-- start --

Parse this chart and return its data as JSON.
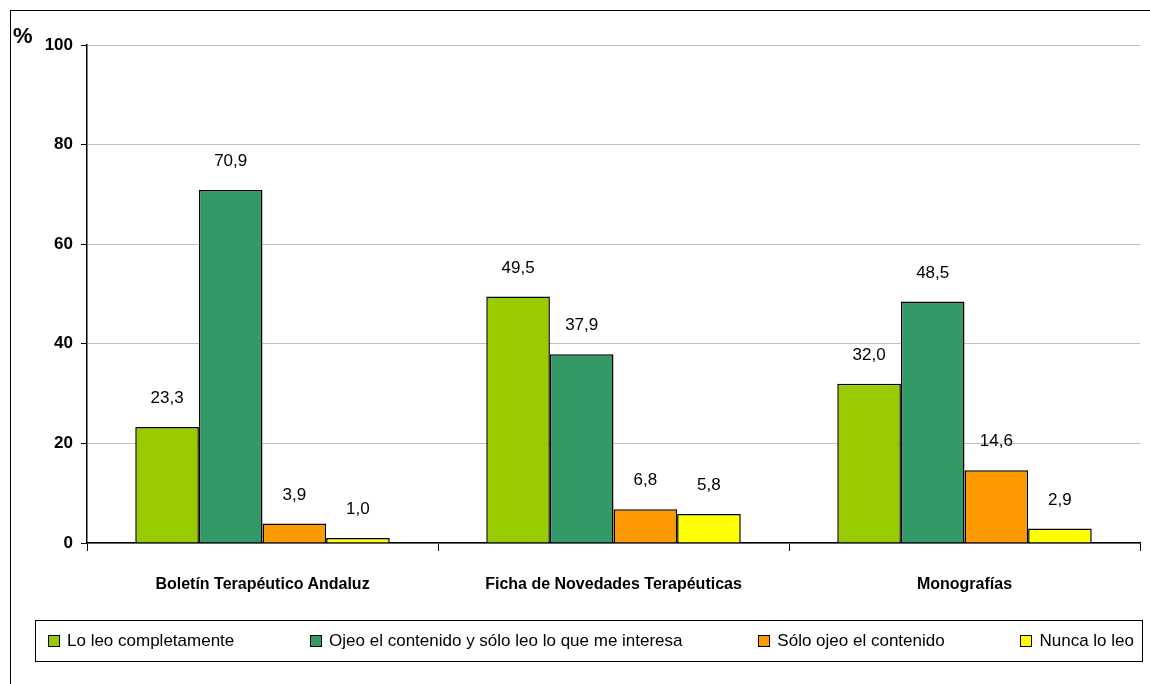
{
  "chart_data": {
    "type": "bar",
    "ylabel": "%",
    "categories": [
      "Boletín Terapéutico Andaluz",
      "Ficha de Novedades Terapéuticas",
      "Monografías"
    ],
    "series": [
      {
        "name": "Lo leo completamente",
        "color": "#99cc00",
        "values": [
          23.3,
          49.5,
          32.0
        ],
        "value_labels": [
          "23,3",
          "49,5",
          "32,0"
        ]
      },
      {
        "name": "Ojeo el contenido y sólo leo lo que me interesa",
        "color": "#339966",
        "values": [
          70.9,
          37.9,
          48.5
        ],
        "value_labels": [
          "70,9",
          "37,9",
          "48,5"
        ]
      },
      {
        "name": "Sólo ojeo el contenido",
        "color": "#ff9900",
        "values": [
          3.9,
          6.8,
          14.6
        ],
        "value_labels": [
          "3,9",
          "6,8",
          "14,6"
        ]
      },
      {
        "name": "Nunca lo leo",
        "color": "#ffff00",
        "values": [
          1.0,
          5.8,
          2.9
        ],
        "value_labels": [
          "1,0",
          "5,8",
          "2,9"
        ]
      }
    ],
    "ylim": [
      0,
      100
    ],
    "yticks": [
      0,
      20,
      40,
      60,
      80,
      100
    ],
    "grid": "y",
    "legend": "bottom"
  }
}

-- end --

:: Directive ::
Scan the material above. Extract every line in which the word "color" occurs.

:: Final result ::
        "color": "#99cc00",
        "color": "#339966",
        "color": "#ff9900",
        "color": "#ffff00",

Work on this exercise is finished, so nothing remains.